GOAL >>
In the listing below, find every line with the string "augutincidunt" and pull it out.

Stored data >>
----------------

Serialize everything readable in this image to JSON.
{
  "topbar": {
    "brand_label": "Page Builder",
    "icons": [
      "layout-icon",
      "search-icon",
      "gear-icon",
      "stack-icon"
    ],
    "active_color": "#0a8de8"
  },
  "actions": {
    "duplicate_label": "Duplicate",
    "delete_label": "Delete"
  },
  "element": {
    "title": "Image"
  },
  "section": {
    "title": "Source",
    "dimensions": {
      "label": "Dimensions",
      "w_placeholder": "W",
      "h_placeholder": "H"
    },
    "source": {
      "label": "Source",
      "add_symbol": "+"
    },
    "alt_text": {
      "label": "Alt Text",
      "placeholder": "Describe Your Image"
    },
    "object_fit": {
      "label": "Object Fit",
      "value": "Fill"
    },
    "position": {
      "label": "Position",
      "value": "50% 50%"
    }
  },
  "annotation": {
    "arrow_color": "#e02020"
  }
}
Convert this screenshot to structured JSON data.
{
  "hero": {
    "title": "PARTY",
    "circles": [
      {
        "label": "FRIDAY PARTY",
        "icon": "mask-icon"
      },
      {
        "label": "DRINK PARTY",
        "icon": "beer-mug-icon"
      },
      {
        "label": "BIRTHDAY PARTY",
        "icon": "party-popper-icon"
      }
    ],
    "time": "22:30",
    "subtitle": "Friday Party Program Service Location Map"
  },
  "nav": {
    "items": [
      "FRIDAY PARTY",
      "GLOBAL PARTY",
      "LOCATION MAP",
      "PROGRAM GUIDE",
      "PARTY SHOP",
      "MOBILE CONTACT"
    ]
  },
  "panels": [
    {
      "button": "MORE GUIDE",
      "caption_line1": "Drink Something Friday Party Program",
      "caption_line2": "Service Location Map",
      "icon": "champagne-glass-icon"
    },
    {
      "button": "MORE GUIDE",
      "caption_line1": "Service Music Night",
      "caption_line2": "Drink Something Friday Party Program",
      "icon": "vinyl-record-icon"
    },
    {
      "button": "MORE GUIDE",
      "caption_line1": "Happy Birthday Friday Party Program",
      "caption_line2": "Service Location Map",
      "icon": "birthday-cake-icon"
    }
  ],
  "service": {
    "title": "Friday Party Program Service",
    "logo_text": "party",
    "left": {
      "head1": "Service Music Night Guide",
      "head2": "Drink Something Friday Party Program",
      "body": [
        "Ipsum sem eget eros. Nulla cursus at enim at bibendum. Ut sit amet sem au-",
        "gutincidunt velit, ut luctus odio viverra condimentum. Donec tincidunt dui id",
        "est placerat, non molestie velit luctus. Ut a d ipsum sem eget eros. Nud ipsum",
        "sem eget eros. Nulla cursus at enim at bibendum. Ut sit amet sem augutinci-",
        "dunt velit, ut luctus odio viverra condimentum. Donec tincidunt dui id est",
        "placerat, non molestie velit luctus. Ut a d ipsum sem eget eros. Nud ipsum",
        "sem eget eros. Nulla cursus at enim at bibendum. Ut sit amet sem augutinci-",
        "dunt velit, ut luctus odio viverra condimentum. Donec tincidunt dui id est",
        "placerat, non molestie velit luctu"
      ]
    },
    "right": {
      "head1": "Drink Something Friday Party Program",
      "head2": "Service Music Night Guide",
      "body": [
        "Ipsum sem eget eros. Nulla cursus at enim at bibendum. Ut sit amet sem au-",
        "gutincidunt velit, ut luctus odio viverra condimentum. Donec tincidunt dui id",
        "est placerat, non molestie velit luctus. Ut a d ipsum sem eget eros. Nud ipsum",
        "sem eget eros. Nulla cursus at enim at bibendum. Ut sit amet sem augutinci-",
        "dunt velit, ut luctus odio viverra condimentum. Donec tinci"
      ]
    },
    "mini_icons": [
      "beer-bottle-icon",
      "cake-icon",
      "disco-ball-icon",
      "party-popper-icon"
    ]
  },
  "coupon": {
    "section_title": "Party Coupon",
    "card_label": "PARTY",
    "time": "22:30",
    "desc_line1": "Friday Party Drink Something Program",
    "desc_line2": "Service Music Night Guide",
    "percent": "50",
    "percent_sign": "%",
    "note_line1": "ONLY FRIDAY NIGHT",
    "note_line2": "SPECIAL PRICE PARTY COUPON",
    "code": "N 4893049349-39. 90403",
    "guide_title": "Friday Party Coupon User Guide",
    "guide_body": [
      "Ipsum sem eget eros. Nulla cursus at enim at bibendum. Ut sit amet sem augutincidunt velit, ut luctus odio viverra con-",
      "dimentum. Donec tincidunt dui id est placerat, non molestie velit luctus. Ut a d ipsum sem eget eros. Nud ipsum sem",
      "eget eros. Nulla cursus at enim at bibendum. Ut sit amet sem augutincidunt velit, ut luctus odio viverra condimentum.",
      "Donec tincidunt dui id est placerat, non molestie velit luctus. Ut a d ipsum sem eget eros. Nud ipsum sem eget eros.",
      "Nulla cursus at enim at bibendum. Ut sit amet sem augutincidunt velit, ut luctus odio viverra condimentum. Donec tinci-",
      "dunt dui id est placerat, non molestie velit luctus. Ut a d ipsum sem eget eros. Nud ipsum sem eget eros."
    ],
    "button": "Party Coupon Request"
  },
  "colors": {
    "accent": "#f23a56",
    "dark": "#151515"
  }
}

----------------

EXPECTED ANSWER >>
      "Ipsum sem eget eros. Nulla cursus at enim at bibendum. Ut sit amet sem augutincidunt velit, ut luctus odio viverra con-",
      "eget eros. Nulla cursus at enim at bibendum. Ut sit amet sem augutincidunt velit, ut luctus odio viverra condimentum.",
      "Nulla cursus at enim at bibendum. Ut sit amet sem augutincidunt velit, ut luctus odio viverra condimentum. Donec tinci-",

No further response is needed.